THE REQUEST
Can you pull out each line of the data below that includes the word "deve"?

-- Start --

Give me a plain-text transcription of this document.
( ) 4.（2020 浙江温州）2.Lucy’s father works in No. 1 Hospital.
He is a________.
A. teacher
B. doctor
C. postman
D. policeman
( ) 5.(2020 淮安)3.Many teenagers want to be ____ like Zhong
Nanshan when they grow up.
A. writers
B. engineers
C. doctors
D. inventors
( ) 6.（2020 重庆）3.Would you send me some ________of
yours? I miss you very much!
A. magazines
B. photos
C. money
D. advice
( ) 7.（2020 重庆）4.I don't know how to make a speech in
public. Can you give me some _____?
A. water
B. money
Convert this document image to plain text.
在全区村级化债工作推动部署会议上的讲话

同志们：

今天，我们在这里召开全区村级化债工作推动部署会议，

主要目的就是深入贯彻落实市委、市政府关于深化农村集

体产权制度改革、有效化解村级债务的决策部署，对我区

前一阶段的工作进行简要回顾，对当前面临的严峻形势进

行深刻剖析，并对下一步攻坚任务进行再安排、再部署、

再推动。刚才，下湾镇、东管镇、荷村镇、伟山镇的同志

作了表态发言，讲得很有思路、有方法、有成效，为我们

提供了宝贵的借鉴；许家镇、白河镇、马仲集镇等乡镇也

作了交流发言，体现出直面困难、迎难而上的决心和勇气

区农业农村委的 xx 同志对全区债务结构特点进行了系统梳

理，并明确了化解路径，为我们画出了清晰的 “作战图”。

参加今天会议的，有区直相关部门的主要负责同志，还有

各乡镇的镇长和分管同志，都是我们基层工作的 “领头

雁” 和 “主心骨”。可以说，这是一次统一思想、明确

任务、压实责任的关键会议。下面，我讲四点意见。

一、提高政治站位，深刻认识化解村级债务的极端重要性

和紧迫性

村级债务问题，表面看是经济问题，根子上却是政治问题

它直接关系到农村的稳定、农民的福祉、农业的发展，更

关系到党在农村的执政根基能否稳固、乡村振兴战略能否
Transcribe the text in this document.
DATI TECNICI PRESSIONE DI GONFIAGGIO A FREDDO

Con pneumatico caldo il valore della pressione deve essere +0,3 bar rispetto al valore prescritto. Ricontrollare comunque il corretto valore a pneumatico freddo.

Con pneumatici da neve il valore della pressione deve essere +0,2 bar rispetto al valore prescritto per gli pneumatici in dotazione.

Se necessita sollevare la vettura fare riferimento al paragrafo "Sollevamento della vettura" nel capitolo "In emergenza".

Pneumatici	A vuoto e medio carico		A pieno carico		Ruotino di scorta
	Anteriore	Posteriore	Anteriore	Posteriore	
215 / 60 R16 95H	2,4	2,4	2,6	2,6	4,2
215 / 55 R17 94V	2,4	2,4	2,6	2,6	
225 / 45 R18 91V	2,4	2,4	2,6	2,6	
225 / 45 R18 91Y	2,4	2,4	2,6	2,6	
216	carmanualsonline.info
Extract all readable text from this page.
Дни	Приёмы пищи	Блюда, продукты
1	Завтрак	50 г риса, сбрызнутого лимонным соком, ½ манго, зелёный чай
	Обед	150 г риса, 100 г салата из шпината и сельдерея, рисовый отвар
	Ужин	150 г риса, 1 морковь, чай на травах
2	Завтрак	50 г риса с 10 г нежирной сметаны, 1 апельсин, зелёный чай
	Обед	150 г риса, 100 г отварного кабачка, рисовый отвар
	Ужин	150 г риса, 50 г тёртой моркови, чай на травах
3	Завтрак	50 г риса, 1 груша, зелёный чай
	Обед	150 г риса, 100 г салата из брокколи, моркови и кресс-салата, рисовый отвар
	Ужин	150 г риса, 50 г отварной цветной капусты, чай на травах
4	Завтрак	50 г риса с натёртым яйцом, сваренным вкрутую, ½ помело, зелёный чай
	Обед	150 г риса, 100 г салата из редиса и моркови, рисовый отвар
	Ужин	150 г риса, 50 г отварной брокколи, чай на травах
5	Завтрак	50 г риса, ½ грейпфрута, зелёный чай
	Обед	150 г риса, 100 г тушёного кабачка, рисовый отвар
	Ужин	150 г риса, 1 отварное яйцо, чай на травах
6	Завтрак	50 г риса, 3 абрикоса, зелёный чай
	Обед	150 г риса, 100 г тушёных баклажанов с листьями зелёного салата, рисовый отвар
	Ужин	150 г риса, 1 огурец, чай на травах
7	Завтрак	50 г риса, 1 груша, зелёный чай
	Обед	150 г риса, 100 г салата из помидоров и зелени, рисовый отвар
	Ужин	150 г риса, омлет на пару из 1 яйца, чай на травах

-- End --

RIGHT ANSWER
Con pneumatico caldo il valore della pressione deve essere +0,3 bar rispetto al valore prescritto. Ricontrollare comunque il corretto valore a pneumatico freddo.
Con pneumatici da neve il valore della pressione deve essere +0,2 bar rispetto al valore prescritto per gli pneumatici in dotazione.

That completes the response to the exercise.